> Exercise aim
Out of the lines in this data, how many include "Шевченко"? Give the number and nothing else.
* begin Material *
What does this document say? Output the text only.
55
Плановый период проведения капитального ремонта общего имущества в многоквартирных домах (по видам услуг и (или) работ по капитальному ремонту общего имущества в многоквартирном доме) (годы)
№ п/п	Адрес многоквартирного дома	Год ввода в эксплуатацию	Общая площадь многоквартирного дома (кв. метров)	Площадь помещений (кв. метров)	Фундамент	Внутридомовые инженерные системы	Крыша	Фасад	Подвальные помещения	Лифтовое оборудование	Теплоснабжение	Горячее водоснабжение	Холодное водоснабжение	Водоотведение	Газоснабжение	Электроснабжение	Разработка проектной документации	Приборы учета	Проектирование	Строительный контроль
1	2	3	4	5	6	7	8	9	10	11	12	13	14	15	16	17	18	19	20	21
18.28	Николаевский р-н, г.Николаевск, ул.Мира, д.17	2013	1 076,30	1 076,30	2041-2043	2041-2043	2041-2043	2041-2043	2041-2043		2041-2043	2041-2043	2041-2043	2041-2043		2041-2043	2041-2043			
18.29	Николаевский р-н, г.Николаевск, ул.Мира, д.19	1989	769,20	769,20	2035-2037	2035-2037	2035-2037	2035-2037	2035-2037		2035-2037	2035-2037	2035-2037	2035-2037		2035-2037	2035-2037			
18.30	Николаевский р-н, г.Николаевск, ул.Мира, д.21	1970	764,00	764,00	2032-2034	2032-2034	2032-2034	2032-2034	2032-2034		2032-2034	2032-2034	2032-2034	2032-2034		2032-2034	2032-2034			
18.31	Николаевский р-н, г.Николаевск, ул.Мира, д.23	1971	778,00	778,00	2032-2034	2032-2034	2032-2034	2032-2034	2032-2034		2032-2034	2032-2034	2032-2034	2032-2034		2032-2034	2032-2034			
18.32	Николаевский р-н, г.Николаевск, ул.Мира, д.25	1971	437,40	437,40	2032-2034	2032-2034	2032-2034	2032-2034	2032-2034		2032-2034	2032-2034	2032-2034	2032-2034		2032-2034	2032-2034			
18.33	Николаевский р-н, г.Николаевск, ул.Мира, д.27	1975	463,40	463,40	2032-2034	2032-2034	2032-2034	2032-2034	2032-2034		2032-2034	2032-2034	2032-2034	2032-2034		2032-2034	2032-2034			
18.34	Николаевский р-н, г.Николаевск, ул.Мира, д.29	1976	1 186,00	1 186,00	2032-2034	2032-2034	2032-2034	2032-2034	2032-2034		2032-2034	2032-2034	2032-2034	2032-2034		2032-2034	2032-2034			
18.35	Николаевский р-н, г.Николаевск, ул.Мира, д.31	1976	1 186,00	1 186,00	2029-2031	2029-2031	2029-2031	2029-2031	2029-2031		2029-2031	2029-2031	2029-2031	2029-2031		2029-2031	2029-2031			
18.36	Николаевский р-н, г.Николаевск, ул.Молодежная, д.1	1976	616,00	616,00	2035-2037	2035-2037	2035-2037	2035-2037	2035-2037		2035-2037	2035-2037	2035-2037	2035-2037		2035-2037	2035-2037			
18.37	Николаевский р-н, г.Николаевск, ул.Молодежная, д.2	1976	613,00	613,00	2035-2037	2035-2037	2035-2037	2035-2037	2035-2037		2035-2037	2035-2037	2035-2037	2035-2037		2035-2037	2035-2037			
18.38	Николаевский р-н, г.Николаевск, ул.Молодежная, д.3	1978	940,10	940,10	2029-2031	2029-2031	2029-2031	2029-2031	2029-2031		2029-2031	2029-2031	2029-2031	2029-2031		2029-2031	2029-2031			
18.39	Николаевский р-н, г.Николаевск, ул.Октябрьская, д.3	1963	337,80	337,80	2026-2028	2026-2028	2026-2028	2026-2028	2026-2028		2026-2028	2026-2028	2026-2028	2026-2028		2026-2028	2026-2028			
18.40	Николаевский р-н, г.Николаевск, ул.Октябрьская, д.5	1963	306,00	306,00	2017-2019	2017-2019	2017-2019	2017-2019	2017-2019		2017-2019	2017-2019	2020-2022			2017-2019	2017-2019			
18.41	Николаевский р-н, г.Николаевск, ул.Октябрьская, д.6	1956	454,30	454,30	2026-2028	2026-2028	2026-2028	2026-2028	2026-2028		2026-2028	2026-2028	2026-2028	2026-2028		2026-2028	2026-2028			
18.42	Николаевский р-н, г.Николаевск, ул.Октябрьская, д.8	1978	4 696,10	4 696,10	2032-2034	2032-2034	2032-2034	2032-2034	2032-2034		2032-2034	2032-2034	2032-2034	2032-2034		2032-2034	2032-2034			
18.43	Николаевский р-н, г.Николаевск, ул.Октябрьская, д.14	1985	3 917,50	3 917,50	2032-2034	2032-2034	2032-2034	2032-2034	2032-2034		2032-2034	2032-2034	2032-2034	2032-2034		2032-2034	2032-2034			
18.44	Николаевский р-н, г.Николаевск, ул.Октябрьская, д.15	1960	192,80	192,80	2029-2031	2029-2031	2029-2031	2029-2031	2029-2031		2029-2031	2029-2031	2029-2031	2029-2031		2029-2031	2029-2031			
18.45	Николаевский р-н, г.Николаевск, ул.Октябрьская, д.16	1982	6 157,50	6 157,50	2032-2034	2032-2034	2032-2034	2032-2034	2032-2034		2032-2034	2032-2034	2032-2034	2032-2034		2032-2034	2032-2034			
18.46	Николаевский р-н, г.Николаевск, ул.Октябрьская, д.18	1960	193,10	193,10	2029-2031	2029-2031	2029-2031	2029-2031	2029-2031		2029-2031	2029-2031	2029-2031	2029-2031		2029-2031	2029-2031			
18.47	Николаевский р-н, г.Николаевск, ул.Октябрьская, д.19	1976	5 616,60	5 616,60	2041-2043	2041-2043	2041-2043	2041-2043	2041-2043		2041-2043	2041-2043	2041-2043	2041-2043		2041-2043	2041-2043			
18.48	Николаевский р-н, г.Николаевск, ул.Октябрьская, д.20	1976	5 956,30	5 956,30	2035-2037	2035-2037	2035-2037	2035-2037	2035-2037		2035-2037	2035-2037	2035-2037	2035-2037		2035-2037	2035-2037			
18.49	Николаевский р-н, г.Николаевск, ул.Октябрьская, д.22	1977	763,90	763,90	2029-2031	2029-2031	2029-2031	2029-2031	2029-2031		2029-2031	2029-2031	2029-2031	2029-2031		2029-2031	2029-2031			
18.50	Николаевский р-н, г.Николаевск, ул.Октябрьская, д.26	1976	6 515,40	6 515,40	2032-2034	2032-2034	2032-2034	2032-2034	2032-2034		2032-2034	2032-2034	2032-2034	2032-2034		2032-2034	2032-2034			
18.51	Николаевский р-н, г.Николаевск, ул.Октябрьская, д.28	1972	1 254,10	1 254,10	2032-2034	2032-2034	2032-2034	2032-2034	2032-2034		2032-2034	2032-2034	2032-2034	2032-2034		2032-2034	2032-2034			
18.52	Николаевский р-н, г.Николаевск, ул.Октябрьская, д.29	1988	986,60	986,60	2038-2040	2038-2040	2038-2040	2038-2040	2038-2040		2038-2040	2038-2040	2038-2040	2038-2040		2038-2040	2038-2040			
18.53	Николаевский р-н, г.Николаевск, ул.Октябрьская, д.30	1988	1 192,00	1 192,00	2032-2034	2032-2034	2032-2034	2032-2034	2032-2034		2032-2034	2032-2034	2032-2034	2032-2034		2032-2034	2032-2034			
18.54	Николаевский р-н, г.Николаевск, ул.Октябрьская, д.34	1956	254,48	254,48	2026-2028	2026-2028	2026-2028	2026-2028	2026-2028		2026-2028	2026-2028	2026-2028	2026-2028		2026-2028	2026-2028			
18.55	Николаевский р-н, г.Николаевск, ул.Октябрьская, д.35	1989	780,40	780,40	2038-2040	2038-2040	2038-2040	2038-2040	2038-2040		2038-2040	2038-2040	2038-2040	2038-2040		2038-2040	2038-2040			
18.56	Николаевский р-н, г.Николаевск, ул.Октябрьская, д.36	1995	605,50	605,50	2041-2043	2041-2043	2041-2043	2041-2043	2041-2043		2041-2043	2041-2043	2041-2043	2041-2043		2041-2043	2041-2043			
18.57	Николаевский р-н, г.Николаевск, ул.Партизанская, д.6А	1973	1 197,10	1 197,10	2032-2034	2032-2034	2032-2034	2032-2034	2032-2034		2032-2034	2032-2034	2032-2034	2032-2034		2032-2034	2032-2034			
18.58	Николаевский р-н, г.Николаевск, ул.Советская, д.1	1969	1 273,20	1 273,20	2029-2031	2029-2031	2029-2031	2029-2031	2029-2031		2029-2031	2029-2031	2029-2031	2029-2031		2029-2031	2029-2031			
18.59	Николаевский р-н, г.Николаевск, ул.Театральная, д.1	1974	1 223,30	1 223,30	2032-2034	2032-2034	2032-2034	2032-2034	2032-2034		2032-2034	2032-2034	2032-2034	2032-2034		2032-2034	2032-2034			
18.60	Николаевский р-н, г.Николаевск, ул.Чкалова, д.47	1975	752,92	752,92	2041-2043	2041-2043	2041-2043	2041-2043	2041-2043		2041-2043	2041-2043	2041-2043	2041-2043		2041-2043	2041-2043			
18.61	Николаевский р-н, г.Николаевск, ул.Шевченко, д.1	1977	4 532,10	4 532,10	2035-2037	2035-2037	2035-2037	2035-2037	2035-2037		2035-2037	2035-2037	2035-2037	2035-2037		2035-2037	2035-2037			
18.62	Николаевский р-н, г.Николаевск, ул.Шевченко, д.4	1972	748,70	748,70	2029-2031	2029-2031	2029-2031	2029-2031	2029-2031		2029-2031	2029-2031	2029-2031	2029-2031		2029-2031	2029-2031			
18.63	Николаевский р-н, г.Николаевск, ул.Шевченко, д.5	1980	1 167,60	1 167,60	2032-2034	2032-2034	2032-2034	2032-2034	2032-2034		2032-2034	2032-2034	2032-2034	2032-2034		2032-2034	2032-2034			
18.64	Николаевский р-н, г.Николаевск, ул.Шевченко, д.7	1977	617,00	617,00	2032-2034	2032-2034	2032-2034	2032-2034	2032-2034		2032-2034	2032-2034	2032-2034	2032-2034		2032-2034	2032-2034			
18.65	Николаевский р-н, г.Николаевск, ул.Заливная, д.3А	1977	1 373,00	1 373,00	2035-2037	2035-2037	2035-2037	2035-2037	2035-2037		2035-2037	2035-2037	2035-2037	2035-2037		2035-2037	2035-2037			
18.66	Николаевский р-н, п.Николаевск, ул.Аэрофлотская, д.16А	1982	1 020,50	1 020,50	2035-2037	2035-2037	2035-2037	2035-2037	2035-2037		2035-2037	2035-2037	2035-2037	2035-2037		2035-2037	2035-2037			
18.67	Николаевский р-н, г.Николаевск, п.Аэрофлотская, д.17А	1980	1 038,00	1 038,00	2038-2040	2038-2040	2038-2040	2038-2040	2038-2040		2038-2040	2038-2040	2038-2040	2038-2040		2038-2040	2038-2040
* end Material *
> Finished exercise
4